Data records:
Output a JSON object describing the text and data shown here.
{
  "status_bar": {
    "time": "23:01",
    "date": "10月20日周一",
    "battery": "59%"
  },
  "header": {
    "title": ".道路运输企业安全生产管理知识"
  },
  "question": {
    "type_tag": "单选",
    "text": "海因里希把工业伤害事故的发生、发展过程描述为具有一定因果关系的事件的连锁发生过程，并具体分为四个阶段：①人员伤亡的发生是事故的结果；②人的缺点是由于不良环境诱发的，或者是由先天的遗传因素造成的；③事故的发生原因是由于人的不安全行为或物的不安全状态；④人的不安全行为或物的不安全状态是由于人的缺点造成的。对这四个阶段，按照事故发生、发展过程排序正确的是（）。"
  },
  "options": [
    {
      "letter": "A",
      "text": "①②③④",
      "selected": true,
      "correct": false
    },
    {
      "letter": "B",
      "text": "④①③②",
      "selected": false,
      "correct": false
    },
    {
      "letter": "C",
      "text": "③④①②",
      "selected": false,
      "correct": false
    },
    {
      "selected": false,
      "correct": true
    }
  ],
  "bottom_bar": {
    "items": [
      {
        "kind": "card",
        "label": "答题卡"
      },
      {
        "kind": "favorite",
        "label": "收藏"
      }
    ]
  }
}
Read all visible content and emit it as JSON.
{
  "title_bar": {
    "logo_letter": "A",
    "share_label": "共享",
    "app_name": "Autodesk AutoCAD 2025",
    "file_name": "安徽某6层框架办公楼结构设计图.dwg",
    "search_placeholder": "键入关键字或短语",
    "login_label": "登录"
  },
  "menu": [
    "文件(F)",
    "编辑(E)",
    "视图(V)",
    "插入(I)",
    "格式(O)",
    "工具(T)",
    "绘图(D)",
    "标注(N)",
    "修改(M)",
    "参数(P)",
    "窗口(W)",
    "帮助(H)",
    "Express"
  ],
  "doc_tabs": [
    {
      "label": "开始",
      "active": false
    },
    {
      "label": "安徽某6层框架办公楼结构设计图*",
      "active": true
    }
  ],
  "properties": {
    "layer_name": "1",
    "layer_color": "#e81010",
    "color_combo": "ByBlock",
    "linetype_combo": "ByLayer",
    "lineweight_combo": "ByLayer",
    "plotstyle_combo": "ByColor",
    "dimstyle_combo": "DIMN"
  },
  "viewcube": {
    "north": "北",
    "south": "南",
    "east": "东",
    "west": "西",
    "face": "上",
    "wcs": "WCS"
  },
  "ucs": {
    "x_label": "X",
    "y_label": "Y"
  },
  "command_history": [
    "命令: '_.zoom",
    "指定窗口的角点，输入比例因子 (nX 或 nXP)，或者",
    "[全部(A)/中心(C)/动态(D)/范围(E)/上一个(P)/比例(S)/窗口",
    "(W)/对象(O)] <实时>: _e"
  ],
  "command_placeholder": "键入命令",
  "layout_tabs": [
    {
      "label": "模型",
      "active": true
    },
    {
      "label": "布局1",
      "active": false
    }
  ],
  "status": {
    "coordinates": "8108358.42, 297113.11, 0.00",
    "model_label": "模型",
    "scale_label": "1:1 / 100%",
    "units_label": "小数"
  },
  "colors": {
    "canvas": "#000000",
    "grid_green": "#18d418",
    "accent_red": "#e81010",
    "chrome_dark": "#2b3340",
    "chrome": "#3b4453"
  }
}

What needs to be done >>
Which lines contain "true"? Copy each of them out.

Written answer >>
      "selected": true,
      "correct": true
      "active": true
      "active": true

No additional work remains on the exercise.